>>>

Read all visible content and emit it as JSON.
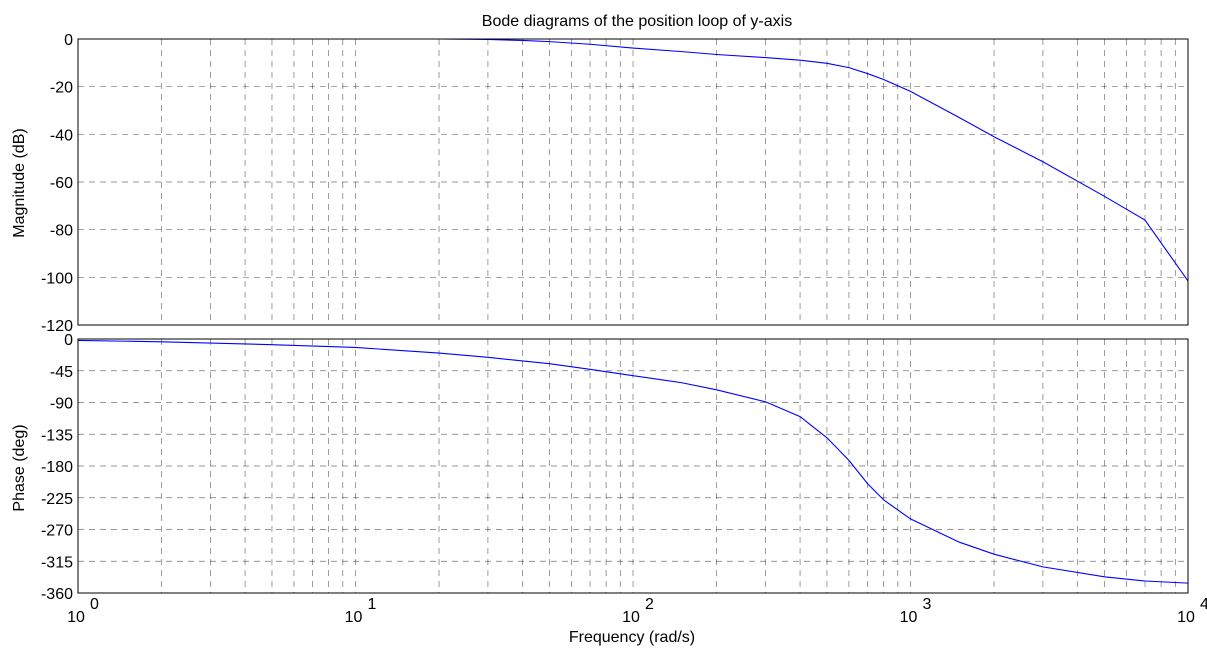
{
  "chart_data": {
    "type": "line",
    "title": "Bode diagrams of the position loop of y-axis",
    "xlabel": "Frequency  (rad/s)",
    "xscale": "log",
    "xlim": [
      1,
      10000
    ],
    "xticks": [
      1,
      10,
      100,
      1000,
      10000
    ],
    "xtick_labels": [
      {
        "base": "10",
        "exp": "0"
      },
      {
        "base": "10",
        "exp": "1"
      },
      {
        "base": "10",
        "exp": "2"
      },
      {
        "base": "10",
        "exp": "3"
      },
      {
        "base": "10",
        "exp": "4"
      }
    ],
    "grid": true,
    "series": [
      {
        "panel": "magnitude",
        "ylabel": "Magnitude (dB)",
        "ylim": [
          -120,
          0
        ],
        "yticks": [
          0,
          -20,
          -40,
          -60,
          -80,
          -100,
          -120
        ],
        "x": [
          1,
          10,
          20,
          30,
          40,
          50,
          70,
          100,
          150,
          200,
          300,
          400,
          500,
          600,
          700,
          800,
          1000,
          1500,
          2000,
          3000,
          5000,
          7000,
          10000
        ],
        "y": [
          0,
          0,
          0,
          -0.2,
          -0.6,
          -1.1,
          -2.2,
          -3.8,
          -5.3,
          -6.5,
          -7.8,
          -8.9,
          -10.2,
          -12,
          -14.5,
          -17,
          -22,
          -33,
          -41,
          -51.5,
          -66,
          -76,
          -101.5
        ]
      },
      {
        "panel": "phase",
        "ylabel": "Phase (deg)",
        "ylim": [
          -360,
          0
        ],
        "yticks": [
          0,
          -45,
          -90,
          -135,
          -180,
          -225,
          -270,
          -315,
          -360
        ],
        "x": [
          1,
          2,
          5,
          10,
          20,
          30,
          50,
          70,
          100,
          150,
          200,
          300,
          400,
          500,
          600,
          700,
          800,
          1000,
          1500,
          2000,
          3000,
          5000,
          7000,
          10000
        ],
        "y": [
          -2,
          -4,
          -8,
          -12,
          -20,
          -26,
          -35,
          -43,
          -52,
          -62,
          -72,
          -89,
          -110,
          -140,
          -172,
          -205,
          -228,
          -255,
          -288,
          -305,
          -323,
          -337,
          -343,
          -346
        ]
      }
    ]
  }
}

<<<
>>>

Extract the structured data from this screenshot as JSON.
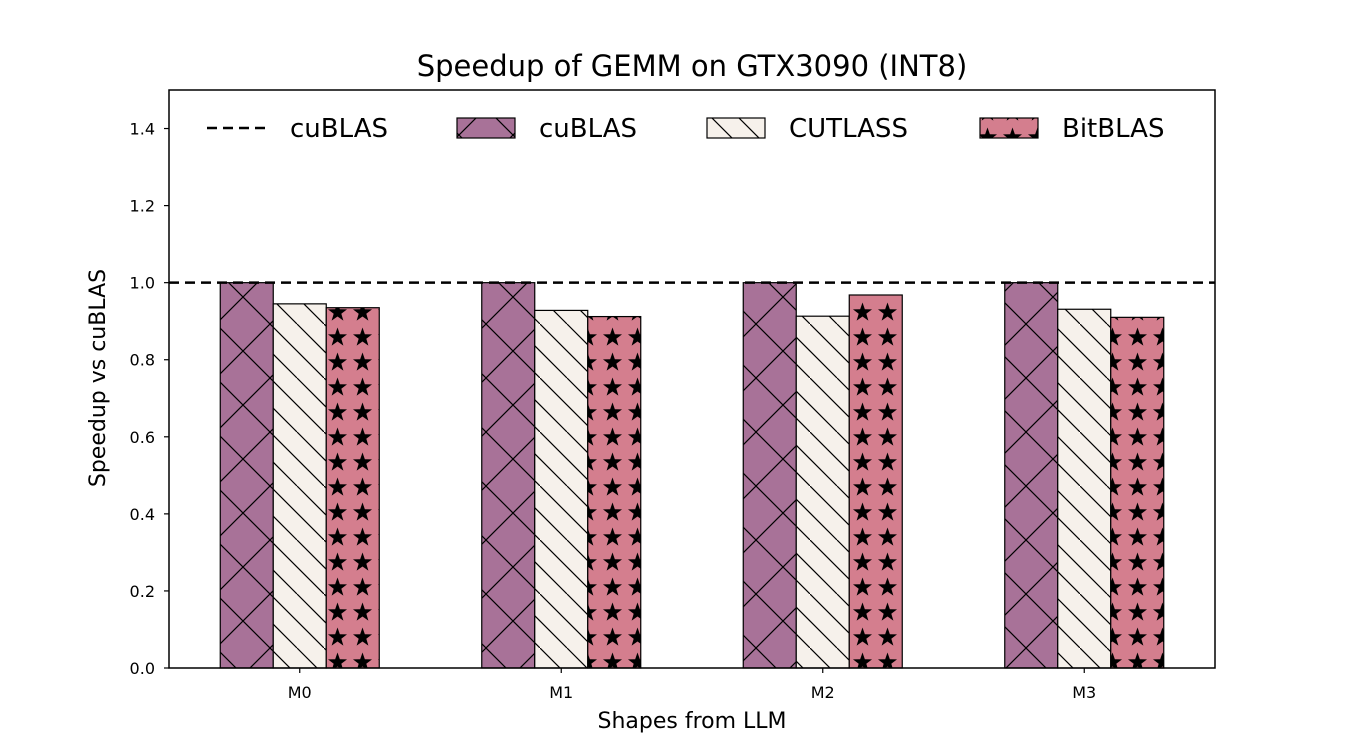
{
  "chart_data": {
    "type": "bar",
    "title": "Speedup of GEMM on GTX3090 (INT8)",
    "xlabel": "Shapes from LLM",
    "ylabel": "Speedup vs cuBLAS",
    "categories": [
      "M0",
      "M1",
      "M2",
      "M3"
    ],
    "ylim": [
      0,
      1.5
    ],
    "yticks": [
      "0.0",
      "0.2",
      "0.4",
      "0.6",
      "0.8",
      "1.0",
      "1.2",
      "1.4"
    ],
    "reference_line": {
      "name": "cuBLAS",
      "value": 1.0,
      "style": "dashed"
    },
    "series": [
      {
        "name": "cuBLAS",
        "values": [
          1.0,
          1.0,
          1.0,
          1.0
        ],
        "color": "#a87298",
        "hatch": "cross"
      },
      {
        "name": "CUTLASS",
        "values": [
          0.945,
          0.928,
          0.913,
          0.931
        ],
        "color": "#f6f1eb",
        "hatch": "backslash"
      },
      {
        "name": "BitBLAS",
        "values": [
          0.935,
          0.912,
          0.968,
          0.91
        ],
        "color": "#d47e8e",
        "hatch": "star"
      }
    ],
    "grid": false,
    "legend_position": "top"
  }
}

<<<
>>>

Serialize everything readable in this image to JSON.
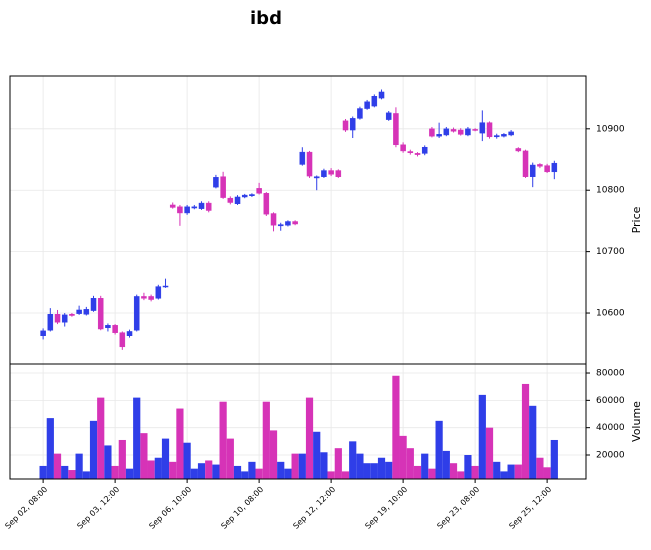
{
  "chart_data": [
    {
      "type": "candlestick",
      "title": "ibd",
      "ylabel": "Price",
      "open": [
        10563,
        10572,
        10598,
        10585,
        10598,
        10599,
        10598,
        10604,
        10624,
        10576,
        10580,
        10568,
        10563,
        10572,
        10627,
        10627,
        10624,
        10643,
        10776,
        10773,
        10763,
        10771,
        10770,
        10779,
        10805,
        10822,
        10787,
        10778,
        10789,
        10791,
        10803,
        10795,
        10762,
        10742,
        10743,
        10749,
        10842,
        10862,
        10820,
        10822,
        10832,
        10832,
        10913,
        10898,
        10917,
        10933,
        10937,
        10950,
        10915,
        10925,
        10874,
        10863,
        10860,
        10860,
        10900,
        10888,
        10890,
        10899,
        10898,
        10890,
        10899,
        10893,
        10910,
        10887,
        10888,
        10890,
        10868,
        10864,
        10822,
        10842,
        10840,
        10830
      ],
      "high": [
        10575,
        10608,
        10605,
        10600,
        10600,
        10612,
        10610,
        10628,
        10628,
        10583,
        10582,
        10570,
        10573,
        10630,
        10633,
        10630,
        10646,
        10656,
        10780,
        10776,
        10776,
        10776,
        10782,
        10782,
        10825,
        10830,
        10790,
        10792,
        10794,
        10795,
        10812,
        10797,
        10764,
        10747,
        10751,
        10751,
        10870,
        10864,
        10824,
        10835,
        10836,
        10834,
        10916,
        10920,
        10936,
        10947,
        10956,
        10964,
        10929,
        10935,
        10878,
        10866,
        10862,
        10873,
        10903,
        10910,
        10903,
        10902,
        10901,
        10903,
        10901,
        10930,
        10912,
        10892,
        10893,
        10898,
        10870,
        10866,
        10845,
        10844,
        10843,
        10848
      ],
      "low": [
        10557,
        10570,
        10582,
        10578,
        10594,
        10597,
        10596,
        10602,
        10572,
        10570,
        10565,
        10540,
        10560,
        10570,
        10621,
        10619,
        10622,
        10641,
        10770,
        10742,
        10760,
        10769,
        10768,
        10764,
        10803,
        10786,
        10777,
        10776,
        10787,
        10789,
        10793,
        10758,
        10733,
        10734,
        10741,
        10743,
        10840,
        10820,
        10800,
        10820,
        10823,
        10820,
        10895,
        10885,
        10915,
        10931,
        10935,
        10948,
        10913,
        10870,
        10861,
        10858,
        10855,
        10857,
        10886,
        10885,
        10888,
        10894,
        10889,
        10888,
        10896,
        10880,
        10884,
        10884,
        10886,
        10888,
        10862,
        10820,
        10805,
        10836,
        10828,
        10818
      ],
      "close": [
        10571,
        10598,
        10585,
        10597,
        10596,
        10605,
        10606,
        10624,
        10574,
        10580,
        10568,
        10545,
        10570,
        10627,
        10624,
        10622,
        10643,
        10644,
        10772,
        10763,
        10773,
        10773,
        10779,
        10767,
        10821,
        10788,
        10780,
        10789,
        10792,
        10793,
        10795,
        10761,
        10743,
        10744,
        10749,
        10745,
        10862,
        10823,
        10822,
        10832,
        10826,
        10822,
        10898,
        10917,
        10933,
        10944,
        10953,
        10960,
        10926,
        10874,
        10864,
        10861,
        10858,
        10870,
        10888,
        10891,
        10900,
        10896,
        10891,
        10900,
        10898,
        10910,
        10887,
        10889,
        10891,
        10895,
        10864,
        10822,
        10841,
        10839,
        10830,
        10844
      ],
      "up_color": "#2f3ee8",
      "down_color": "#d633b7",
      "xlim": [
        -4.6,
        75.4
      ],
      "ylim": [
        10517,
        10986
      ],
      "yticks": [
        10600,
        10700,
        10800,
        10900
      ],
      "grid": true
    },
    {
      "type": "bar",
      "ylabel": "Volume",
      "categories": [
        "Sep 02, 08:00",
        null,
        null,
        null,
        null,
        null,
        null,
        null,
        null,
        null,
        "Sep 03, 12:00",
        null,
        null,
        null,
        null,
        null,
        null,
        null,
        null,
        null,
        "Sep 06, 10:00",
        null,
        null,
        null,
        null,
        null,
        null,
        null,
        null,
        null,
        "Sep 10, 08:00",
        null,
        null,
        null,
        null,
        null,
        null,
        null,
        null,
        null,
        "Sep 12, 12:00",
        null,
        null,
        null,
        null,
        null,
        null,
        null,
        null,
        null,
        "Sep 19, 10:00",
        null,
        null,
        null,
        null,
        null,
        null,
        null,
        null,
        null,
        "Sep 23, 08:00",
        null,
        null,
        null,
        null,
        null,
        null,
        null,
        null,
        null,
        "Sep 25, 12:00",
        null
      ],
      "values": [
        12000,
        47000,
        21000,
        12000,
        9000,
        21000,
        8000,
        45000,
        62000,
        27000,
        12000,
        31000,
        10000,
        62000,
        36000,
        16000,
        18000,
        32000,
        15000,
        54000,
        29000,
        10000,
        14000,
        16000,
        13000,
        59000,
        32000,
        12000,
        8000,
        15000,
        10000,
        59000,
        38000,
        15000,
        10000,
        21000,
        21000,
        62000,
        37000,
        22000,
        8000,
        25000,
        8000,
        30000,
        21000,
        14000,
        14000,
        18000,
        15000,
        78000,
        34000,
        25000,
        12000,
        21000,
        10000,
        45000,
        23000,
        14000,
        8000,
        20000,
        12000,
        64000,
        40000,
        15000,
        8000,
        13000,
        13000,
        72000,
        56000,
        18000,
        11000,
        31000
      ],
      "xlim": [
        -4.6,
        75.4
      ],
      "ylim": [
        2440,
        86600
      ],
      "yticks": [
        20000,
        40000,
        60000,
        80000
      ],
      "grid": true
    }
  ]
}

<<<

THE EXERCISE:
Locate all lines in the listing above with the word "grid". Copy them.

WORKED ANSWER:
    "grid": true,
    "grid": false,
      "grid": true
      "grid": true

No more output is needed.